INSTRUCTIONS TO FOLLOW:
Without the pictures, output the records below word for word.

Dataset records
_ _ _ _ _

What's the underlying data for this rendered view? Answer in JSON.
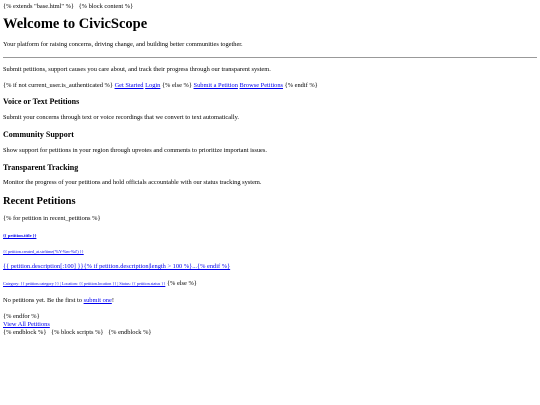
{
  "template": {
    "extends": "{% extends \"base.html\" %}",
    "block_content": "{% block content %}"
  },
  "hero": {
    "title": "Welcome to CivicScope",
    "tagline": "Your platform for raising concerns, driving change, and building better communities together."
  },
  "intro_text": "Submit petitions, support causes you care about, and track their progress through our transparent system.",
  "auth": {
    "if_tag": "{% if not current_user.is_authenticated %}",
    "get_started": "Get Started",
    "login": "Login",
    "else_tag": "{% else %}",
    "submit_petition": "Submit a Petition",
    "browse_petitions": "Browse Petitions",
    "endif_tag": "{% endif %}"
  },
  "features": [
    {
      "title": "Voice or Text Petitions",
      "desc": "Submit your concerns through text or voice recordings that we convert to text automatically."
    },
    {
      "title": "Community Support",
      "desc": "Show support for petitions in your region through upvotes and comments to prioritize important issues."
    },
    {
      "title": "Transparent Tracking",
      "desc": "Monitor the progress of your petitions and hold officials accountable with our status tracking system."
    }
  ],
  "recent": {
    "heading": "Recent Petitions",
    "for_tag": "{% for petition in recent_petitions %}",
    "petition_title": "{{ petition.title }}",
    "created_at": "{{ petition.created_at.strftime('%Y-%m-%d') }}",
    "description": "{{ petition.description[:100] }}{% if petition.description|length > 100 %}...{% endif %}",
    "meta": "Category: {{ petition.category }} | Location: {{ petition.location }} | Status: {{ petition.status }}",
    "else_tag": "{% else %}",
    "no_petitions_prefix": "No petitions yet. Be the first to ",
    "submit_one": "submit one",
    "no_petitions_suffix": "!",
    "endfor_tag": "{% endfor %}",
    "view_all": "View All Petitions"
  },
  "footer_tags": {
    "endblock": "{% endblock %}",
    "block_scripts": "{% block scripts %}",
    "endblock2": "{% endblock %}"
  },
  "colors": {
    "link": "#0000ee",
    "text": "#000000",
    "rule": "#999999"
  }
}
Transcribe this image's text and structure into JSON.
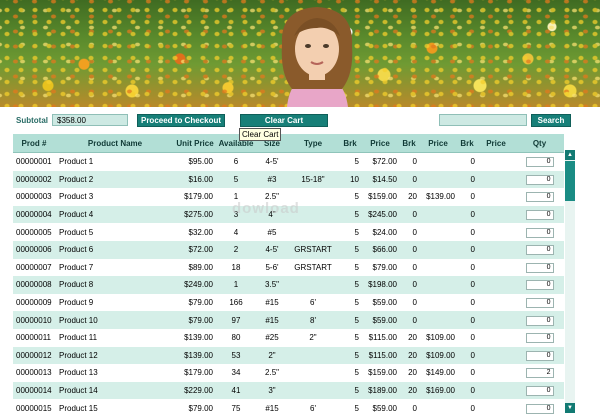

_ _ _ _ _

REPLY:
What's the underlying data for this rendered view? Answer in JSON.
{
  "template": {
    "extends": "{% extends \"base.html\" %}",
    "block_content": "{% block content %}"
  },
  "hero": {
    "title": "Welcome to CivicScope",
    "tagline": "Your platform for raising concerns, driving change, and building better communities together."
  },
  "intro_text": "Submit petitions, support causes you care about, and track their progress through our transparent system.",
  "auth": {
    "if_tag": "{% if not current_user.is_authenticated %}",
    "get_started": "Get Started",
    "login": "Login",
    "else_tag": "{% else %}",
    "submit_petition": "Submit a Petition",
    "browse_petitions": "Browse Petitions",
    "endif_tag": "{% endif %}"
  },
  "features": [
    {
      "title": "Voice or Text Petitions",
      "desc": "Submit your concerns through text or voice recordings that we convert to text automatically."
    },
    {
      "title": "Community Support",
      "desc": "Show support for petitions in your region through upvotes and comments to prioritize important issues."
    },
    {
      "title": "Transparent Tracking",
      "desc": "Monitor the progress of your petitions and hold officials accountable with our status tracking system."
    }
  ],
  "recent": {
    "heading": "Recent Petitions",
    "for_tag": "{% for petition in recent_petitions %}",
    "petition_title": "{{ petition.title }}",
    "created_at": "{{ petition.created_at.strftime('%Y-%m-%d') }}",
    "description": "{{ petition.description[:100] }}{% if petition.description|length > 100 %}...{% endif %}",
    "meta": "Category: {{ petition.category }} | Location: {{ petition.location }} | Status: {{ petition.status }}",
    "else_tag": "{% else %}",
    "no_petitions_prefix": "No petitions yet. Be the first to ",
    "submit_one": "submit one",
    "no_petitions_suffix": "!",
    "endfor_tag": "{% endfor %}",
    "view_all": "View All Petitions"
  },
  "footer_tags": {
    "endblock": "{% endblock %}",
    "block_scripts": "{% block scripts %}",
    "endblock2": "{% endblock %}"
  },
  "colors": {
    "link": "#0000ee",
    "text": "#000000",
    "rule": "#999999"
  }
}
Transcribe this image's text and structure into JSON.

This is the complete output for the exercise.